====== Data shown

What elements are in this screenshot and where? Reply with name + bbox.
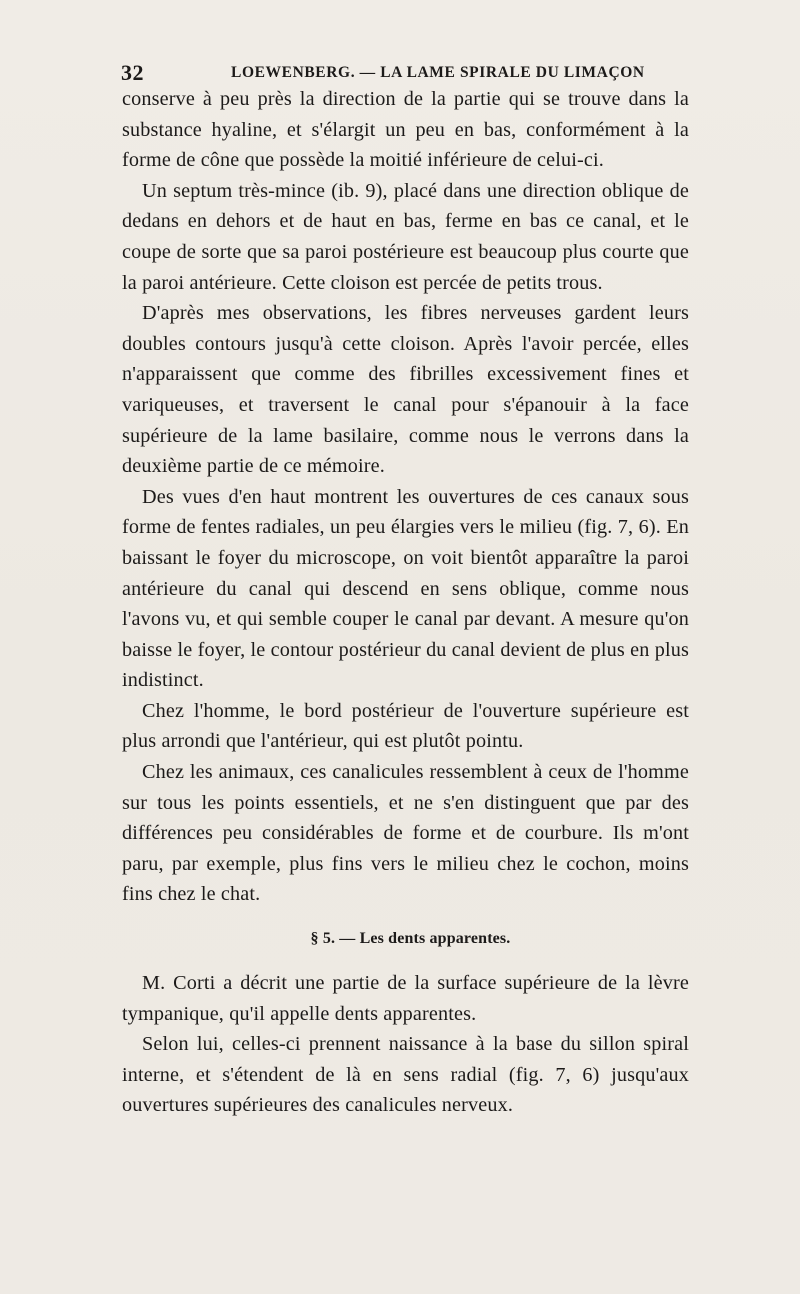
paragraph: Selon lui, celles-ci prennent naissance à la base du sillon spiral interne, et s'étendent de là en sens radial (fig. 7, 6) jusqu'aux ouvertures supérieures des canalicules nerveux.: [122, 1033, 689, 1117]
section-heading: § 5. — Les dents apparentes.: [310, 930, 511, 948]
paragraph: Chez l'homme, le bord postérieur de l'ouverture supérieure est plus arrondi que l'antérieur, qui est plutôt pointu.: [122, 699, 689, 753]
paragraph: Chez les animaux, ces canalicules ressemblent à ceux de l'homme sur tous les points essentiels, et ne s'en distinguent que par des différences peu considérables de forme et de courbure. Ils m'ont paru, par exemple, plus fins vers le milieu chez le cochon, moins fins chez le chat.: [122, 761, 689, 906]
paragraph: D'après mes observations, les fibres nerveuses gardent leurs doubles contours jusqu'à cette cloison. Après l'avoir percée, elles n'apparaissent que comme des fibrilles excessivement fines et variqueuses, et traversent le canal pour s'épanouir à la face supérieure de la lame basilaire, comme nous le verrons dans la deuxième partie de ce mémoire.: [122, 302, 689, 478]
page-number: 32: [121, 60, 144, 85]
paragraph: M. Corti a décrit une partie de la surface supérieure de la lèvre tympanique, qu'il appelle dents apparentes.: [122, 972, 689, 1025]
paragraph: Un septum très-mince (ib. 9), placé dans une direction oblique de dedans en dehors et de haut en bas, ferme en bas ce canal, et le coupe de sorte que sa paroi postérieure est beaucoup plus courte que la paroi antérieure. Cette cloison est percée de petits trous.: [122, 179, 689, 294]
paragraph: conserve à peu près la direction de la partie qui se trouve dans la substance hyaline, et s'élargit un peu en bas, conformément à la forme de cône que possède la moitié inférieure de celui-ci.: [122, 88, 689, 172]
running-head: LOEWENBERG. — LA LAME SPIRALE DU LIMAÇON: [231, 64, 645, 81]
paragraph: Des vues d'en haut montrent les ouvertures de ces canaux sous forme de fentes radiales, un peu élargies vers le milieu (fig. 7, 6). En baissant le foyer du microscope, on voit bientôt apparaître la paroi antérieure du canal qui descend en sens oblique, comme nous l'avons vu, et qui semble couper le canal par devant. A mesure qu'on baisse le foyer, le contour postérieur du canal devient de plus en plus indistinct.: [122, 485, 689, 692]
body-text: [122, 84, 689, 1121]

============
====== Data shown

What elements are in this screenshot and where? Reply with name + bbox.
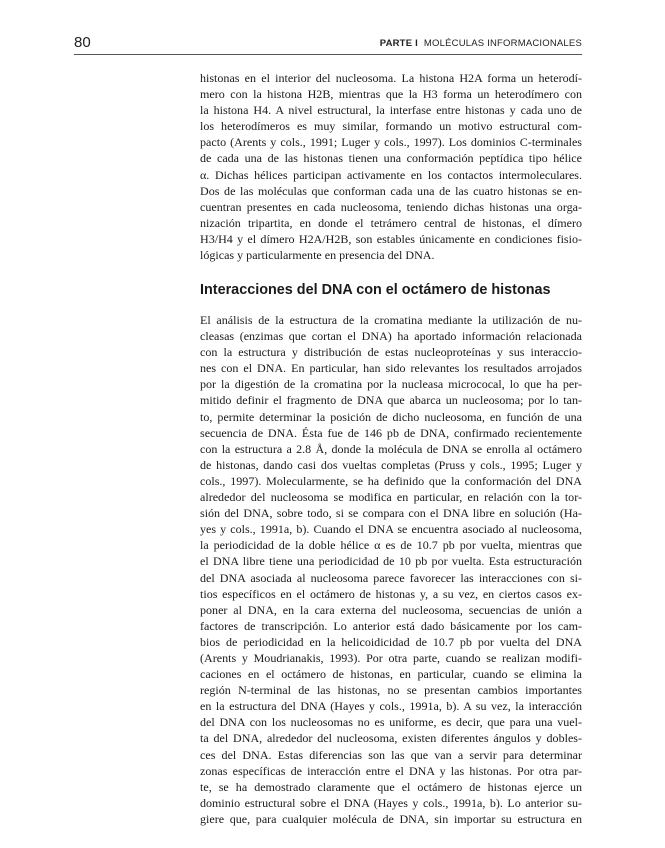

============
====== Data shown

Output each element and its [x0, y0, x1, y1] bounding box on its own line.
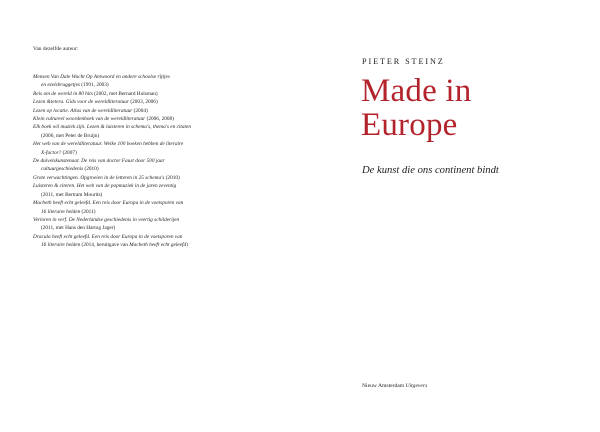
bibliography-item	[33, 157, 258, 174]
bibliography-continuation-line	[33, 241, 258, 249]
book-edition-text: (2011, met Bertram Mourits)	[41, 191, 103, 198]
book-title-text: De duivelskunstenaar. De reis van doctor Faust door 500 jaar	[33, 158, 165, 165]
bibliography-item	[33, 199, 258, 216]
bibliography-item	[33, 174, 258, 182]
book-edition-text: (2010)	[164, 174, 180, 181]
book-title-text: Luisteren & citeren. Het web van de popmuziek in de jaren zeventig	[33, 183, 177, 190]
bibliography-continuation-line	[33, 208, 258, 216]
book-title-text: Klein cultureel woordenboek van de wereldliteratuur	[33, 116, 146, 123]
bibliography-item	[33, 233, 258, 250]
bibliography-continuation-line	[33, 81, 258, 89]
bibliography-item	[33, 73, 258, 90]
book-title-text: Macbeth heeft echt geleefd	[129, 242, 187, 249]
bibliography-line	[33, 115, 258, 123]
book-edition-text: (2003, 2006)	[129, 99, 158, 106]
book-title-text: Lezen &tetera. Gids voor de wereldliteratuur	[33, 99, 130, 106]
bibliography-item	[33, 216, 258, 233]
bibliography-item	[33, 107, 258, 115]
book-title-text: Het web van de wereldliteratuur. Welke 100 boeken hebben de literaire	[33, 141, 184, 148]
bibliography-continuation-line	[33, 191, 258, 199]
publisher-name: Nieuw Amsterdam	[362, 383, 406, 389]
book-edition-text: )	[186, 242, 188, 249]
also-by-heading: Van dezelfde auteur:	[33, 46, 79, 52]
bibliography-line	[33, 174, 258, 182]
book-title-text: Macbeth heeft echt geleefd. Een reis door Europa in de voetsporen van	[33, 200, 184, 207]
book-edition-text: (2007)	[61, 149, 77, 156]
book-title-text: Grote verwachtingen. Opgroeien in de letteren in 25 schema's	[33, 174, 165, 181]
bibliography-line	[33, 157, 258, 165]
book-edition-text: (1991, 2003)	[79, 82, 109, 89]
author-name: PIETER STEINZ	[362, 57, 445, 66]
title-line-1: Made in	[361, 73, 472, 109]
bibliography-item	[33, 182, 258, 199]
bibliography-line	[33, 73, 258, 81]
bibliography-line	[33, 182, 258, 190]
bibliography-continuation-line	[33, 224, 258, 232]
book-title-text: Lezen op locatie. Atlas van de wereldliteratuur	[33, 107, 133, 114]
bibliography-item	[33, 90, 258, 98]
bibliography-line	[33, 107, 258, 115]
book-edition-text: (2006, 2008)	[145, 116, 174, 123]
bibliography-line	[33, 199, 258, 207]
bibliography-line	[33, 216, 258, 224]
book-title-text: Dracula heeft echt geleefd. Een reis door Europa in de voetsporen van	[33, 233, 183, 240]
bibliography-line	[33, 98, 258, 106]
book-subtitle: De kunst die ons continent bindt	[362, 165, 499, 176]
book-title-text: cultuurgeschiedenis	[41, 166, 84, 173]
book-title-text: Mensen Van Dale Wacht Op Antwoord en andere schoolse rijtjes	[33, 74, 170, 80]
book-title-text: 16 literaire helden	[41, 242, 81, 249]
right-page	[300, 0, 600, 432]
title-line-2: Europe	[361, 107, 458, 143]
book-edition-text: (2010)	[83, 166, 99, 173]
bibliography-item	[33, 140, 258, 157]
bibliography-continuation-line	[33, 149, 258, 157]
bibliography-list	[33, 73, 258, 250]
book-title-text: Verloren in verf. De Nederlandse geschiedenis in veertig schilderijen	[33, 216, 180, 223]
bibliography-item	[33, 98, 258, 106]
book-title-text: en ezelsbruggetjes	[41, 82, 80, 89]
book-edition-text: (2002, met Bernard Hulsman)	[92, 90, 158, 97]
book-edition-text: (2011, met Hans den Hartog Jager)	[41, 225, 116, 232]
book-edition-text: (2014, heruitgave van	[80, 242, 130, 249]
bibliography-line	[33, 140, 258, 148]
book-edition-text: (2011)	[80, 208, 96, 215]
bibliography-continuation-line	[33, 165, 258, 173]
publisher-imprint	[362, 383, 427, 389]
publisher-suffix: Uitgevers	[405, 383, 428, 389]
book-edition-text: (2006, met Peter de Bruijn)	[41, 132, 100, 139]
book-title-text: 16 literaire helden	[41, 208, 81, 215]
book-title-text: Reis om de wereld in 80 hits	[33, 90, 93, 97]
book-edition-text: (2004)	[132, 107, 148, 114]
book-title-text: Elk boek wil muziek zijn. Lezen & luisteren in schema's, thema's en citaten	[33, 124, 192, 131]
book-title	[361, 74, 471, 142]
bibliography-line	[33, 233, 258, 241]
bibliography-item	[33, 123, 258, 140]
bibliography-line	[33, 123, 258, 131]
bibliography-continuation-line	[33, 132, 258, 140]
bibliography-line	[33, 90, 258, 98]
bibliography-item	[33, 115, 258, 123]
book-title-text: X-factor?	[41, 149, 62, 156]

============

Write the lines from the one holding "Output each element" through the one holding "book-edition-text: (2011, met Bertram", both included, as a JSON list of strings with one string per line. Skip blank lines and leave out the pictures.

## Solution for this problem
[
  "Output each element and its [x0, y0, x1, y1] bounding box on its own line.",
  "bibliography-item\t[33, 157, 258, 174]",
  "bibliography-continuation-line\t[33, 241, 258, 249]",
  "book-edition-text: (2011, met Bertram Mourits)\t[41, 191, 103, 198]"
]